What is required: Repeat exactly the lines beginning at the one that contains "What does this" and running to the end of the material. Omit the pictures.

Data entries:
----------

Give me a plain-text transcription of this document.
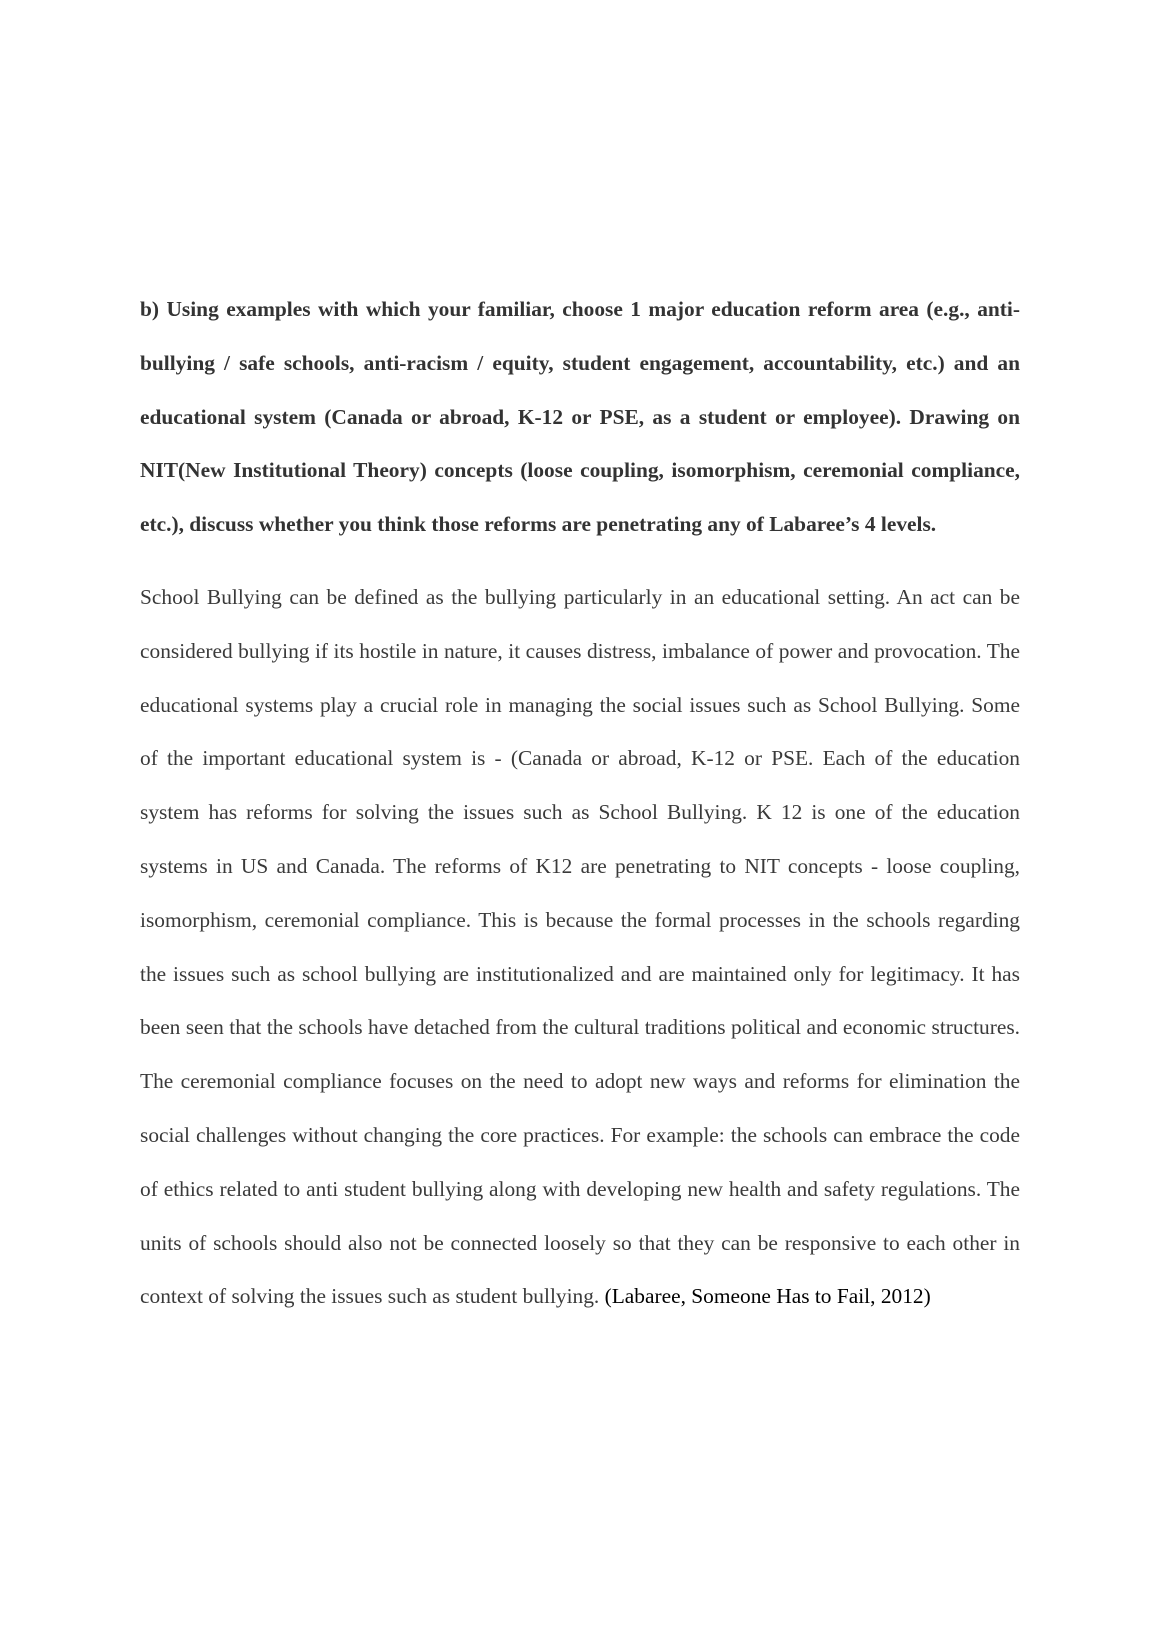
b) Using examples with which your familiar, choose 1 major education reform area (e.g., anti-bullying / safe schools, anti-racism / equity, student engagement, accountability, etc.) and an educational system (Canada or abroad, K-12 or PSE, as a student or employee). Drawing on NIT(New Institutional Theory) concepts (loose coupling, isomorphism, ceremonial compliance, etc.), discuss whether you think those reforms are penetrating any of Labaree’s 4 levels.

School Bullying can be defined as the bullying particularly in an educational setting. An act can be considered bullying if its hostile in nature, it causes distress, imbalance of power and provocation. The educational systems play a crucial role in managing the social issues such as School Bullying. Some of the important educational system is - (Canada or abroad, K-12 or PSE. Each of the education system has reforms for solving the issues such as School Bullying. K 12 is one of the education systems in US and Canada. The reforms of K12 are penetrating to NIT concepts - loose coupling, isomorphism, ceremonial compliance. This is because the formal processes in the schools regarding the issues such as school bullying are institutionalized and are maintained only for legitimacy. It has been seen that the schools have detached from the cultural traditions political and economic structures. The ceremonial compliance focuses on the need to adopt new ways and reforms for elimination the social challenges without changing the core practices. For example: the schools can embrace the code of ethics related to anti student bullying along with developing new health and safety regulations. The units of schools should also not be connected loosely so that they can be responsive to each other in context of solving the issues such as student bullying. (Labaree, Someone Has to Fail, 2012)
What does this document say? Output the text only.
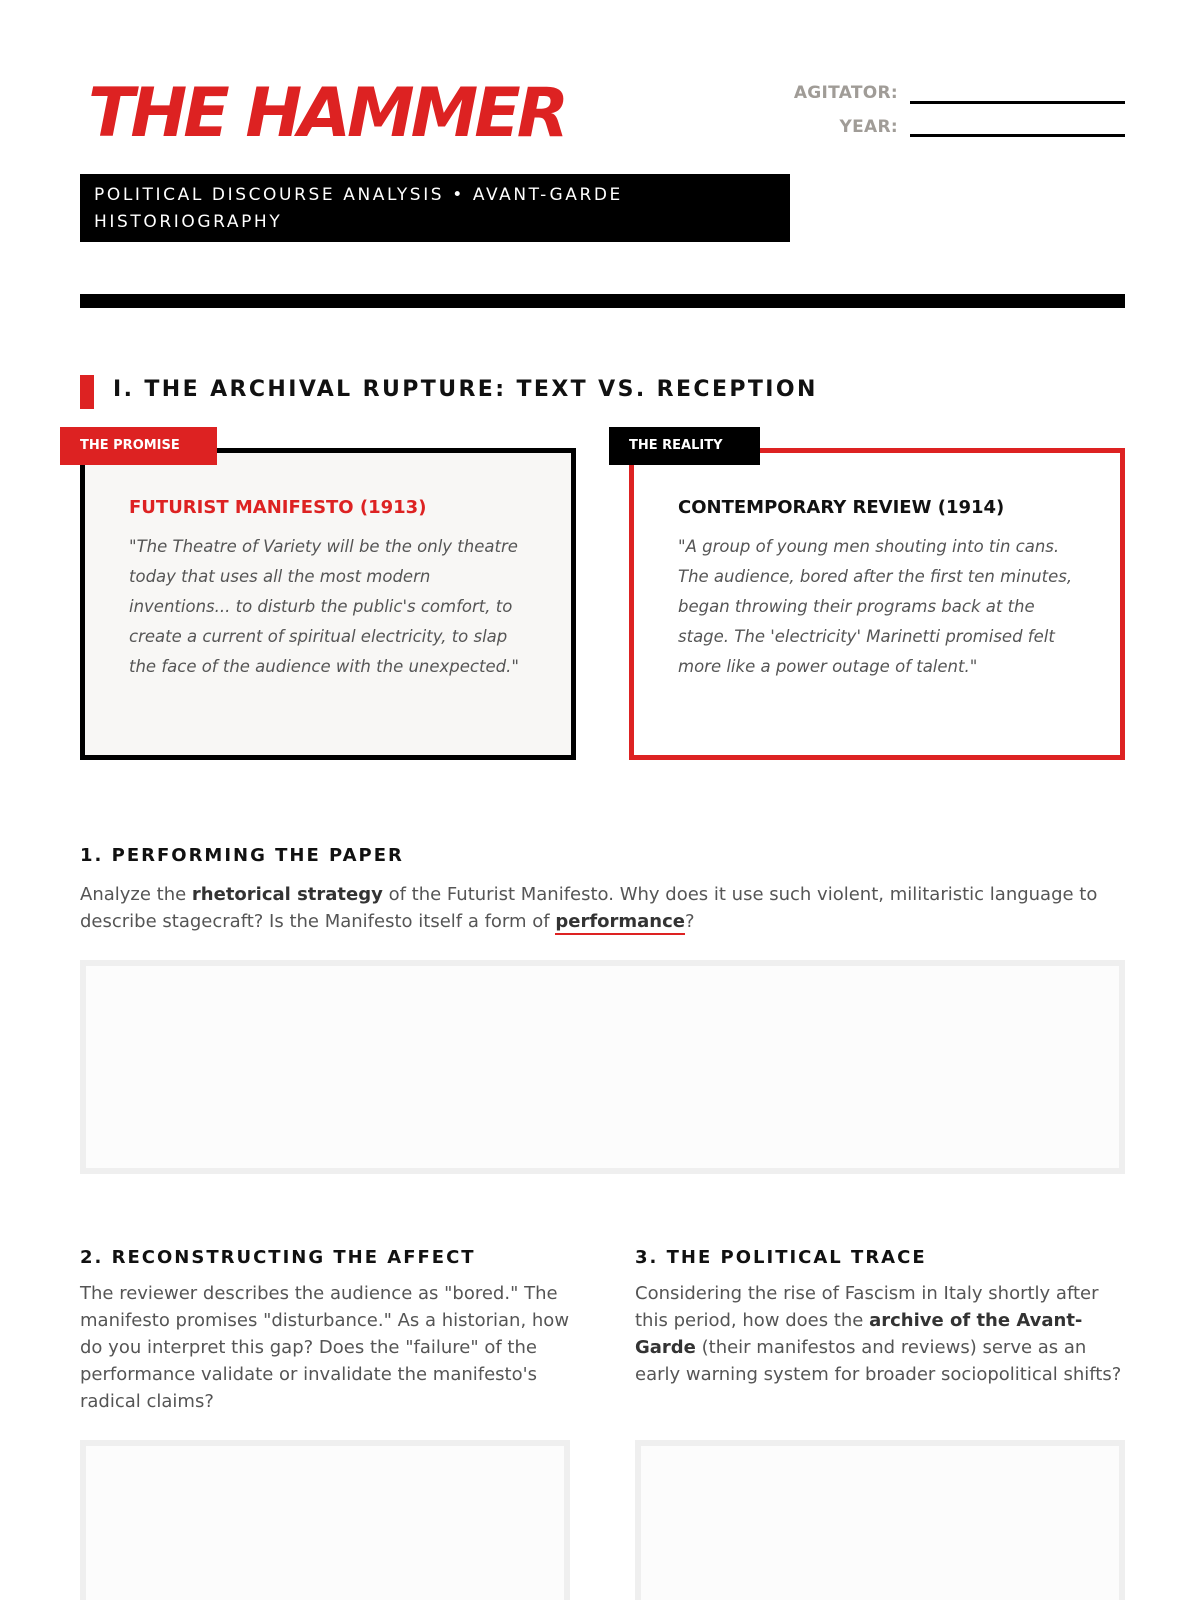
THE HAMMER
POLITICAL DISCOURSE ANALYSIS • AVANT-GARDE
HISTORIOGRAPHY
AGITATOR:
YEAR:
I. THE ARCHIVAL RUPTURE: TEXT VS. RECEPTION
THE PROMISE
FUTURIST MANIFESTO (1913)
"The Theatre of Variety will be the only theatre today that uses all the most modern inventions... to disturb the public's comfort, to create a current of spiritual electricity, to slap the face of the audience with the unexpected."
THE REALITY
CONTEMPORARY REVIEW (1914)
"A group of young men shouting into tin cans. The audience, bored after the first ten minutes, began throwing their programs back at the stage. The 'electricity' Marinetti promised felt more like a power outage of talent."
1. PERFORMING THE PAPER
Analyze the rhetorical strategy of the Futurist Manifesto. Why does it use such violent, militaristic language to describe stagecraft? Is the Manifesto itself a form of performance?
2. RECONSTRUCTING THE AFFECT
The reviewer describes the audience as "bored." The manifesto promises "disturbance." As a historian, how do you interpret this gap? Does the "failure" of the performance validate or invalidate the manifesto's radical claims?
3. THE POLITICAL TRACE
Considering the rise of Fascism in Italy shortly after this period, how does the archive of the Avant-Garde (their manifestos and reviews) serve as an early warning system for broader sociopolitical shifts?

----------

Task output:
What does this document say? Output the text only.
THE HAMMER
POLITICAL DISCOURSE ANALYSIS • AVANT-GARDE
HISTORIOGRAPHY
AGITATOR:
YEAR:
I. THE ARCHIVAL RUPTURE: TEXT VS. RECEPTION
THE PROMISE
FUTURIST MANIFESTO (1913)
"The Theatre of Variety will be the only theatre today that uses all the most modern inventions... to disturb the public's comfort, to create a current of spiritual electricity, to slap the face of the audience with the unexpected."
THE REALITY
CONTEMPORARY REVIEW (1914)
"A group of young men shouting into tin cans. The audience, bored after the first ten minutes, began throwing their programs back at the stage. The 'electricity' Marinetti promised felt more like a power outage of talent."
1. PERFORMING THE PAPER
Analyze the rhetorical strategy of the Futurist Manifesto. Why does it use such violent, militaristic language to describe stagecraft? Is the Manifesto itself a form of performance?
2. RECONSTRUCTING THE AFFECT
The reviewer describes the audience as "bored." The manifesto promises "disturbance." As a historian, how do you interpret this gap? Does the "failure" of the performance validate or invalidate the manifesto's radical claims?
3. THE POLITICAL TRACE
Considering the rise of Fascism in Italy shortly after this period, how does the archive of the Avant-Garde (their manifestos and reviews) serve as an early warning system for broader sociopolitical shifts?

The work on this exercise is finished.